··· DATA SUPPLIED ···

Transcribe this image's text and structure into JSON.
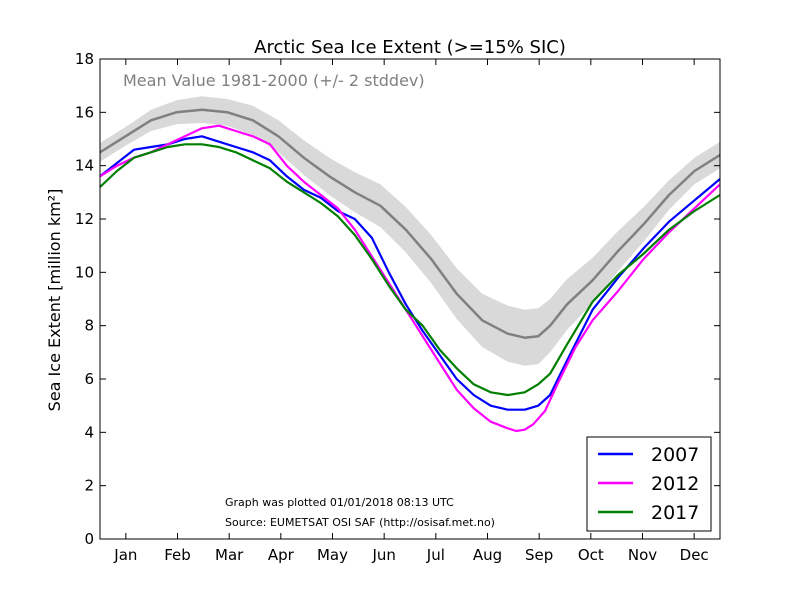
{
  "chart_data": {
    "type": "line",
    "title": "Arctic Sea Ice Extent (>=15% SIC)",
    "ylabel": "Sea Ice Extent [million km²]",
    "xlabel": "",
    "ylim": [
      0,
      18
    ],
    "xlim": [
      0,
      365
    ],
    "grid": false,
    "legend_position": "bottom-right",
    "months": [
      "Jan",
      "Feb",
      "Mar",
      "Apr",
      "May",
      "Jun",
      "Jul",
      "Aug",
      "Sep",
      "Oct",
      "Nov",
      "Dec"
    ],
    "y_ticks": [
      0,
      2,
      4,
      6,
      8,
      10,
      12,
      14,
      16,
      18
    ],
    "mean_label": "Mean Value 1981-2000 (+/- 2 stddev)",
    "mean": {
      "color": "#808080",
      "band_color": "#d9d9d9",
      "x": [
        0,
        15,
        30,
        45,
        60,
        75,
        90,
        105,
        120,
        135,
        150,
        165,
        180,
        195,
        210,
        225,
        240,
        250,
        258,
        265,
        275,
        290,
        305,
        320,
        335,
        350,
        365
      ],
      "values": [
        14.5,
        15.1,
        15.7,
        16.0,
        16.1,
        16.0,
        15.7,
        15.1,
        14.3,
        13.6,
        13.0,
        12.5,
        11.6,
        10.5,
        9.2,
        8.2,
        7.7,
        7.55,
        7.6,
        8.0,
        8.8,
        9.7,
        10.8,
        11.8,
        12.9,
        13.8,
        14.4
      ],
      "std2": [
        0.35,
        0.35,
        0.4,
        0.45,
        0.5,
        0.5,
        0.55,
        0.6,
        0.65,
        0.7,
        0.75,
        0.8,
        0.85,
        0.9,
        0.95,
        1.0,
        1.05,
        1.05,
        1.05,
        1.0,
        0.95,
        0.85,
        0.75,
        0.65,
        0.55,
        0.5,
        0.5
      ]
    },
    "series": [
      {
        "name": "2007",
        "color": "#0000ff",
        "x": [
          0,
          10,
          20,
          30,
          40,
          50,
          60,
          70,
          80,
          90,
          100,
          110,
          120,
          130,
          140,
          150,
          160,
          170,
          180,
          190,
          200,
          210,
          220,
          230,
          240,
          250,
          258,
          265,
          275,
          290,
          305,
          320,
          335,
          350,
          365
        ],
        "values": [
          13.6,
          14.1,
          14.6,
          14.7,
          14.8,
          15.0,
          15.1,
          14.9,
          14.7,
          14.5,
          14.2,
          13.6,
          13.1,
          12.8,
          12.3,
          12.0,
          11.3,
          10.0,
          8.8,
          7.8,
          6.9,
          6.0,
          5.4,
          5.0,
          4.85,
          4.85,
          5.0,
          5.4,
          6.7,
          8.6,
          9.8,
          10.9,
          11.9,
          12.7,
          13.5
        ]
      },
      {
        "name": "2012",
        "color": "#ff00ff",
        "x": [
          0,
          10,
          20,
          30,
          40,
          50,
          60,
          70,
          80,
          90,
          100,
          110,
          120,
          130,
          140,
          150,
          160,
          170,
          180,
          190,
          200,
          210,
          220,
          230,
          240,
          245,
          250,
          255,
          262,
          270,
          280,
          290,
          305,
          320,
          335,
          350,
          365
        ],
        "values": [
          13.6,
          14.0,
          14.3,
          14.5,
          14.8,
          15.1,
          15.4,
          15.5,
          15.3,
          15.1,
          14.8,
          14.0,
          13.4,
          12.9,
          12.4,
          11.6,
          10.6,
          9.6,
          8.6,
          7.6,
          6.6,
          5.6,
          4.9,
          4.4,
          4.15,
          4.05,
          4.1,
          4.3,
          4.8,
          5.9,
          7.2,
          8.2,
          9.3,
          10.5,
          11.5,
          12.4,
          13.3
        ]
      },
      {
        "name": "2017",
        "color": "#007f00",
        "x": [
          0,
          10,
          20,
          30,
          40,
          50,
          60,
          70,
          80,
          90,
          100,
          110,
          120,
          130,
          140,
          150,
          160,
          170,
          180,
          190,
          200,
          210,
          220,
          230,
          240,
          250,
          258,
          265,
          275,
          290,
          305,
          320,
          335,
          350,
          365
        ],
        "values": [
          13.2,
          13.8,
          14.3,
          14.5,
          14.7,
          14.8,
          14.8,
          14.7,
          14.5,
          14.2,
          13.9,
          13.4,
          13.0,
          12.6,
          12.1,
          11.4,
          10.5,
          9.5,
          8.6,
          8.0,
          7.1,
          6.4,
          5.8,
          5.5,
          5.4,
          5.5,
          5.8,
          6.2,
          7.3,
          8.9,
          9.9,
          10.7,
          11.6,
          12.3,
          12.9
        ]
      }
    ],
    "annotations": [
      "Graph was plotted 01/01/2018 08:13 UTC",
      "Source: EUMETSAT OSI SAF (http://osisaf.met.no)"
    ]
  }
}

···

OBJECTIVE: Every line that holds the word "Extent" should be extracted.

FINAL ANSWER:
    "title": "Arctic Sea Ice Extent (>=15% SIC)",
    "ylabel": "Sea Ice Extent [million km²]",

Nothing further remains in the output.